──────── Given entries

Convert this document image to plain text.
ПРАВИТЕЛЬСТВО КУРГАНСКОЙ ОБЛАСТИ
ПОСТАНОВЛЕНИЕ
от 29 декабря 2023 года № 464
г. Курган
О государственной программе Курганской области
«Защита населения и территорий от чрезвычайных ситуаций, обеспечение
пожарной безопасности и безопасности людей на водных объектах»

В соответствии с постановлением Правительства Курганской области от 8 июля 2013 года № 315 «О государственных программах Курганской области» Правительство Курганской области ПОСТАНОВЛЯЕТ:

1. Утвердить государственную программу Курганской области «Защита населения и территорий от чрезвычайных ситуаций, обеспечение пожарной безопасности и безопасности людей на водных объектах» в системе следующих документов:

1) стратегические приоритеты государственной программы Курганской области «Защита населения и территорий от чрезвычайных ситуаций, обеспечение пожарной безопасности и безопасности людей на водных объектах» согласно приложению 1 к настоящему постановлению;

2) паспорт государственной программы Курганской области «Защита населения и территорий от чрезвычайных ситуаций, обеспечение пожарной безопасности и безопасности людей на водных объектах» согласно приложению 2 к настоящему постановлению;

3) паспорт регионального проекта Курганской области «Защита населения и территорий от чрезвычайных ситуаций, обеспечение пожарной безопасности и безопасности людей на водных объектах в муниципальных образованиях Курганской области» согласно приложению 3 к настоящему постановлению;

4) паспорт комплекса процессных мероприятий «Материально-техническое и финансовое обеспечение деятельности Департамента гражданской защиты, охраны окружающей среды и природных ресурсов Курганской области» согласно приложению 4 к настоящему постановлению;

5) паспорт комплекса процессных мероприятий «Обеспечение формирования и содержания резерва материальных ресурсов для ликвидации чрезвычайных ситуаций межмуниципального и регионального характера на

────────────────

Short task
Extract the full listing above without altering anything.

Problem solution
Convert this document image to plain text.
ПРАВИТЕЛЬСТВО КУРГАНСКОЙ ОБЛАСТИ
ПОСТАНОВЛЕНИЕ
от 29 декабря 2023 года № 464
г. Курган
О государственной программе Курганской области
«Защита населения и территорий от чрезвычайных ситуаций, обеспечение
пожарной безопасности и безопасности людей на водных объектах»

В соответствии с постановлением Правительства Курганской области от 8 июля 2013 года № 315 «О государственных программах Курганской области» Правительство Курганской области ПОСТАНОВЛЯЕТ:

1. Утвердить государственную программу Курганской области «Защита населения и территорий от чрезвычайных ситуаций, обеспечение пожарной безопасности и безопасности людей на водных объектах» в системе следующих документов:

1) стратегические приоритеты государственной программы Курганской области «Защита населения и территорий от чрезвычайных ситуаций, обеспечение пожарной безопасности и безопасности людей на водных объектах» согласно приложению 1 к настоящему постановлению;

2) паспорт государственной программы Курганской области «Защита населения и территорий от чрезвычайных ситуаций, обеспечение пожарной безопасности и безопасности людей на водных объектах» согласно приложению 2 к настоящему постановлению;

3) паспорт регионального проекта Курганской области «Защита населения и территорий от чрезвычайных ситуаций, обеспечение пожарной безопасности и безопасности людей на водных объектах в муниципальных образованиях Курганской области» согласно приложению 3 к настоящему постановлению;

4) паспорт комплекса процессных мероприятий «Материально-техническое и финансовое обеспечение деятельности Департамента гражданской защиты, охраны окружающей среды и природных ресурсов Курганской области» согласно приложению 4 к настоящему постановлению;

5) паспорт комплекса процессных мероприятий «Обеспечение формирования и содержания резерва материальных ресурсов для ликвидации чрезвычайных ситуаций межмуниципального и регионального характера на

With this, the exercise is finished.